**Aim of the task**
Reproduce each line of the data below verbatim, from the first record to the last.

Spatial layout data
* BEGIN *

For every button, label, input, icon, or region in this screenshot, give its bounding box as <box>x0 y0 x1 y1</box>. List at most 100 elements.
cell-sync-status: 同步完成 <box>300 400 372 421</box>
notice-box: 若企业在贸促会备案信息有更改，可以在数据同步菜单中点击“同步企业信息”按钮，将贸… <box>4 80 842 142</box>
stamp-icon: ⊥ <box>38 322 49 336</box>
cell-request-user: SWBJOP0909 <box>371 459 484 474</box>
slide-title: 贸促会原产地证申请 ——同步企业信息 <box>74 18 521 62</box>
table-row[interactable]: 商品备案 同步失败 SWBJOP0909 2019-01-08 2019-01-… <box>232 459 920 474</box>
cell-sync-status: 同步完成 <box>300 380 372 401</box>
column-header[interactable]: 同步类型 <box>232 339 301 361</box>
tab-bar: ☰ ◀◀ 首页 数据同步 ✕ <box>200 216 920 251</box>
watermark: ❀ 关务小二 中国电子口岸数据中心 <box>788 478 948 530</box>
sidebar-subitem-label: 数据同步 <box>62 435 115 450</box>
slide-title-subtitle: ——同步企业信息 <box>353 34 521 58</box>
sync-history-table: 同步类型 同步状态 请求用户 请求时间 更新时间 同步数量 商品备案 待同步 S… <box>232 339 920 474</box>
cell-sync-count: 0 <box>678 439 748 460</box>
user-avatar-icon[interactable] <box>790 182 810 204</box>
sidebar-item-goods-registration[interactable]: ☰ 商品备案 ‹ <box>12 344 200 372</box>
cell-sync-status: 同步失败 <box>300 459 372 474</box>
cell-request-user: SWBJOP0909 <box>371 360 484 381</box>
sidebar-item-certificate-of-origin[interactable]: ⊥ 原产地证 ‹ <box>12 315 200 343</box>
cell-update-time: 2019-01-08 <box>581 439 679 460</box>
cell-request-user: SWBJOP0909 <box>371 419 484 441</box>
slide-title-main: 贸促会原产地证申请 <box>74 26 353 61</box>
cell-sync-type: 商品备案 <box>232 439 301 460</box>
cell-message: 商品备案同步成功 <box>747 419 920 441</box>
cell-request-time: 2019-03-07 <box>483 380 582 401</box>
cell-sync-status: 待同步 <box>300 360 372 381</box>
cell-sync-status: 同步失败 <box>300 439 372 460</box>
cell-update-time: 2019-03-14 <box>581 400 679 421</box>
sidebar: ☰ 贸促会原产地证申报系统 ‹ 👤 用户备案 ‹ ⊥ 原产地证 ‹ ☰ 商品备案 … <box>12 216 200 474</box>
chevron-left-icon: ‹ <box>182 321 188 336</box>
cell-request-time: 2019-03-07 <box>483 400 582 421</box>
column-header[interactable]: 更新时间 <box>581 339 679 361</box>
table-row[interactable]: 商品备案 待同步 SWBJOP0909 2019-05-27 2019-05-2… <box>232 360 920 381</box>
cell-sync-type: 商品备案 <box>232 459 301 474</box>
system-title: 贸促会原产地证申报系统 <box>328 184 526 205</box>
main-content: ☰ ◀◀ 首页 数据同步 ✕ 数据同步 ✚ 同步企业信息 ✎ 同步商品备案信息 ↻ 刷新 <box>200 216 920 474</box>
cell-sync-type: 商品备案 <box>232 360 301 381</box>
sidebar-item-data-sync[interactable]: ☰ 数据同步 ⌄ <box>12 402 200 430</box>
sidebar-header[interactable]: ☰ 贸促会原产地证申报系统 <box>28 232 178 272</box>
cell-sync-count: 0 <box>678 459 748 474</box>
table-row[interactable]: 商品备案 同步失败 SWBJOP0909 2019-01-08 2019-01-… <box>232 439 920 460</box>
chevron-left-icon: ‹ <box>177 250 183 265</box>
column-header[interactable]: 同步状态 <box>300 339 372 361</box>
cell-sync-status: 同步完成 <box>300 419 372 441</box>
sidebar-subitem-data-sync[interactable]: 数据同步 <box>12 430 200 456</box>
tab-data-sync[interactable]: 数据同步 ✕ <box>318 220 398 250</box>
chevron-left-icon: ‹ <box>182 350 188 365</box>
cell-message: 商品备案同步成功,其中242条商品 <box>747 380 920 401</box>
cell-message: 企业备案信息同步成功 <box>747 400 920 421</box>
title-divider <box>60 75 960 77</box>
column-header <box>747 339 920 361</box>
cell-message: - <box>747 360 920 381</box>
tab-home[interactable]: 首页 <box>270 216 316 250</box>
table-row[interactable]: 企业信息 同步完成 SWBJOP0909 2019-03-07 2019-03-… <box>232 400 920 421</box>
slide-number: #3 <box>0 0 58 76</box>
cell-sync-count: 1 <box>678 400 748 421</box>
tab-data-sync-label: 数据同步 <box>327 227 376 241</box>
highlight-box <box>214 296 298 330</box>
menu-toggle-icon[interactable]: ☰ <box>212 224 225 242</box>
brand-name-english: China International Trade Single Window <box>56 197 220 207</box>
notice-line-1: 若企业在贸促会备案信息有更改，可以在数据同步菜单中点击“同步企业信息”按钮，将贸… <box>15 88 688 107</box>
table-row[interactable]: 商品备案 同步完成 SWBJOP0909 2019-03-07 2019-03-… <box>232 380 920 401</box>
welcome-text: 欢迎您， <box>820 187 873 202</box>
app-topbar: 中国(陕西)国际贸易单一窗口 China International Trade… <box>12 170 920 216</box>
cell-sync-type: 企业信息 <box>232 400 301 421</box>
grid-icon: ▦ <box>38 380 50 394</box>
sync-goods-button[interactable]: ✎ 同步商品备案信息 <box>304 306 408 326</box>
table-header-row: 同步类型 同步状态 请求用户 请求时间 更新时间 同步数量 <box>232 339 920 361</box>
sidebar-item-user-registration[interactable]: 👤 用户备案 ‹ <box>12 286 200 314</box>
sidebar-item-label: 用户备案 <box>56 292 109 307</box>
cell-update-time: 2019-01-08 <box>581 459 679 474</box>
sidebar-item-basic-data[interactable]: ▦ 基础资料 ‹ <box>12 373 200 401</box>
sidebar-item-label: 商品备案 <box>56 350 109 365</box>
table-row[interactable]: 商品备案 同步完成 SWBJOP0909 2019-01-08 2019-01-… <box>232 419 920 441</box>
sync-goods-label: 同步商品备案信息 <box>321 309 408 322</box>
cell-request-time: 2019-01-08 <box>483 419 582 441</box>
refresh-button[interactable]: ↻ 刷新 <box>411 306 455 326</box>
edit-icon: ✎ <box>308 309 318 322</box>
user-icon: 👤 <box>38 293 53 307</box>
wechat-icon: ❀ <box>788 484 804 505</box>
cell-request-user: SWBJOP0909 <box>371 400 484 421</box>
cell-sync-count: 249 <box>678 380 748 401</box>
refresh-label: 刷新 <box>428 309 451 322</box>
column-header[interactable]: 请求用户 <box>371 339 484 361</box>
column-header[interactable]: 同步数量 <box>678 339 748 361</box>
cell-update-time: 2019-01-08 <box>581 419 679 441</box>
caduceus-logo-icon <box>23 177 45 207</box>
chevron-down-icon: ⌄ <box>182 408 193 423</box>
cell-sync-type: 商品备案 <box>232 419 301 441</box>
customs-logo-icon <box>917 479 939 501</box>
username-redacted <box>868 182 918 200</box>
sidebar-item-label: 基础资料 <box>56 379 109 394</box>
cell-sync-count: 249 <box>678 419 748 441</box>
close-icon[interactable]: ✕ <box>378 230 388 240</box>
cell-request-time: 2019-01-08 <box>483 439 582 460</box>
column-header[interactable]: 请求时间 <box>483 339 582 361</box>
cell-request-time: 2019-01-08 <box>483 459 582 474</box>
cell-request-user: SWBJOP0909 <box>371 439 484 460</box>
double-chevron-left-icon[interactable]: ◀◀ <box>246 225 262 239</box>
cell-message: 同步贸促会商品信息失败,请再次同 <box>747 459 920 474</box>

* END *

**Solution to this exercise**
For every button, label, input, icon, or region in this screenshot, give its bounding box as <box>x0 y0 x1 y1</box>. List at most 100 elements.
cell-sync-status: 同步完成 <box>300 400 372 421</box>
notice-box: 若企业在贸促会备案信息有更改，可以在数据同步菜单中点击“同步企业信息”按钮，将贸… <box>4 80 842 142</box>
stamp-icon: ⊥ <box>38 322 49 336</box>
cell-request-user: SWBJOP0909 <box>371 459 484 474</box>
slide-title: 贸促会原产地证申请 ——同步企业信息 <box>74 18 521 62</box>
table-row[interactable]: 商品备案 同步失败 SWBJOP0909 2019-01-08 2019-01-… <box>232 459 920 474</box>
cell-sync-status: 同步完成 <box>300 380 372 401</box>
column-header[interactable]: 同步类型 <box>232 339 301 361</box>
tab-bar: ☰ ◀◀ 首页 数据同步 ✕ <box>200 216 920 251</box>
watermark: ❀ 关务小二 中国电子口岸数据中心 <box>788 478 948 530</box>
sidebar-subitem-label: 数据同步 <box>62 435 115 450</box>
slide-title-subtitle: ——同步企业信息 <box>353 34 521 58</box>
sync-history-table: 同步类型 同步状态 请求用户 请求时间 更新时间 同步数量 商品备案 待同步 S… <box>232 339 920 474</box>
cell-sync-count: 0 <box>678 439 748 460</box>
user-avatar-icon[interactable] <box>790 182 810 204</box>
sidebar-item-goods-registration[interactable]: ☰ 商品备案 ‹ <box>12 344 200 372</box>
cell-sync-status: 同步失败 <box>300 459 372 474</box>
cell-request-user: SWBJOP0909 <box>371 360 484 381</box>
sidebar-item-certificate-of-origin[interactable]: ⊥ 原产地证 ‹ <box>12 315 200 343</box>
cell-update-time: 2019-01-08 <box>581 439 679 460</box>
cell-request-user: SWBJOP0909 <box>371 419 484 441</box>
slide-title-main: 贸促会原产地证申请 <box>74 26 353 61</box>
cell-sync-type: 商品备案 <box>232 439 301 460</box>
cell-message: 商品备案同步成功 <box>747 419 920 441</box>
cell-request-time: 2019-03-07 <box>483 380 582 401</box>
cell-sync-status: 待同步 <box>300 360 372 381</box>
cell-sync-status: 同步失败 <box>300 439 372 460</box>
cell-update-time: 2019-03-14 <box>581 400 679 421</box>
sidebar: ☰ 贸促会原产地证申报系统 ‹ 👤 用户备案 ‹ ⊥ 原产地证 ‹ ☰ 商品备案 … <box>12 216 200 474</box>
chevron-left-icon: ‹ <box>182 321 188 336</box>
cell-request-time: 2019-03-07 <box>483 400 582 421</box>
column-header[interactable]: 更新时间 <box>581 339 679 361</box>
table-row[interactable]: 商品备案 待同步 SWBJOP0909 2019-05-27 2019-05-2… <box>232 360 920 381</box>
cell-sync-type: 商品备案 <box>232 459 301 474</box>
system-title: 贸促会原产地证申报系统 <box>328 184 526 205</box>
main-content: ☰ ◀◀ 首页 数据同步 ✕ 数据同步 ✚ 同步企业信息 ✎ 同步商品备案信息 ↻ 刷新 <box>200 216 920 474</box>
cell-sync-type: 商品备案 <box>232 360 301 381</box>
sidebar-item-data-sync[interactable]: ☰ 数据同步 ⌄ <box>12 402 200 430</box>
sidebar-header[interactable]: ☰ 贸促会原产地证申报系统 <box>28 232 178 272</box>
cell-sync-count: 0 <box>678 459 748 474</box>
table-row[interactable]: 商品备案 同步失败 SWBJOP0909 2019-01-08 2019-01-… <box>232 439 920 460</box>
chevron-left-icon: ‹ <box>177 250 183 265</box>
column-header[interactable]: 同步状态 <box>300 339 372 361</box>
cell-sync-status: 同步完成 <box>300 419 372 441</box>
sidebar-subitem-data-sync[interactable]: 数据同步 <box>12 430 200 456</box>
tab-data-sync[interactable]: 数据同步 ✕ <box>318 220 398 250</box>
chevron-left-icon: ‹ <box>182 350 188 365</box>
cell-message: 商品备案同步成功,其中242条商品 <box>747 380 920 401</box>
cell-message: 企业备案信息同步成功 <box>747 400 920 421</box>
title-divider <box>60 75 960 77</box>
column-header <box>747 339 920 361</box>
cell-message: - <box>747 360 920 381</box>
tab-home[interactable]: 首页 <box>270 216 316 250</box>
table-row[interactable]: 企业信息 同步完成 SWBJOP0909 2019-03-07 2019-03-… <box>232 400 920 421</box>
slide-number: #3 <box>0 0 58 76</box>
cell-sync-count: 1 <box>678 400 748 421</box>
tab-data-sync-label: 数据同步 <box>327 227 376 241</box>
highlight-box <box>214 296 298 330</box>
menu-toggle-icon[interactable]: ☰ <box>212 224 225 242</box>
brand-name-english: China International Trade Single Window <box>56 197 220 207</box>
notice-line-1: 若企业在贸促会备案信息有更改，可以在数据同步菜单中点击“同步企业信息”按钮，将贸… <box>15 88 688 107</box>
table-row[interactable]: 商品备案 同步完成 SWBJOP0909 2019-03-07 2019-03-… <box>232 380 920 401</box>
welcome-text: 欢迎您， <box>820 187 873 202</box>
app-topbar: 中国(陕西)国际贸易单一窗口 China International Trade… <box>12 170 920 216</box>
cell-sync-type: 企业信息 <box>232 400 301 421</box>
grid-icon: ▦ <box>38 380 50 394</box>
sync-goods-button[interactable]: ✎ 同步商品备案信息 <box>304 306 408 326</box>
table-header-row: 同步类型 同步状态 请求用户 请求时间 更新时间 同步数量 <box>232 339 920 361</box>
sidebar-item-user-registration[interactable]: 👤 用户备案 ‹ <box>12 286 200 314</box>
sidebar-item-label: 用户备案 <box>56 292 109 307</box>
cell-update-time: 2019-01-08 <box>581 459 679 474</box>
sidebar-item-basic-data[interactable]: ▦ 基础资料 ‹ <box>12 373 200 401</box>
sidebar-item-label: 商品备案 <box>56 350 109 365</box>
table-row[interactable]: 商品备案 同步完成 SWBJOP0909 2019-01-08 2019-01-… <box>232 419 920 441</box>
sync-goods-label: 同步商品备案信息 <box>321 309 408 322</box>
cell-request-time: 2019-01-08 <box>483 419 582 441</box>
refresh-button[interactable]: ↻ 刷新 <box>411 306 455 326</box>
edit-icon: ✎ <box>308 309 318 322</box>
user-icon: 👤 <box>38 293 53 307</box>
wechat-icon: ❀ <box>788 484 804 505</box>
cell-request-user: SWBJOP0909 <box>371 400 484 421</box>
cell-sync-count: 249 <box>678 380 748 401</box>
refresh-label: 刷新 <box>428 309 451 322</box>
column-header[interactable]: 请求用户 <box>371 339 484 361</box>
column-header[interactable]: 同步数量 <box>678 339 748 361</box>
cell-update-time: 2019-01-08 <box>581 419 679 441</box>
caduceus-logo-icon <box>23 177 45 207</box>
chevron-down-icon: ⌄ <box>182 408 193 423</box>
cell-sync-type: 商品备案 <box>232 419 301 441</box>
customs-logo-icon <box>917 479 939 501</box>
username-redacted <box>868 182 918 200</box>
sidebar-item-label: 基础资料 <box>56 379 109 394</box>
cell-sync-count: 249 <box>678 419 748 441</box>
close-icon[interactable]: ✕ <box>378 230 388 240</box>
cell-request-time: 2019-01-08 <box>483 439 582 460</box>
column-header[interactable]: 请求时间 <box>483 339 582 361</box>
cell-request-time: 2019-01-08 <box>483 459 582 474</box>
cell-request-user: SWBJOP0909 <box>371 439 484 460</box>
double-chevron-left-icon[interactable]: ◀◀ <box>246 225 262 239</box>
cell-message: 同步贸促会商品信息失败,请再次同 <box>747 459 920 474</box>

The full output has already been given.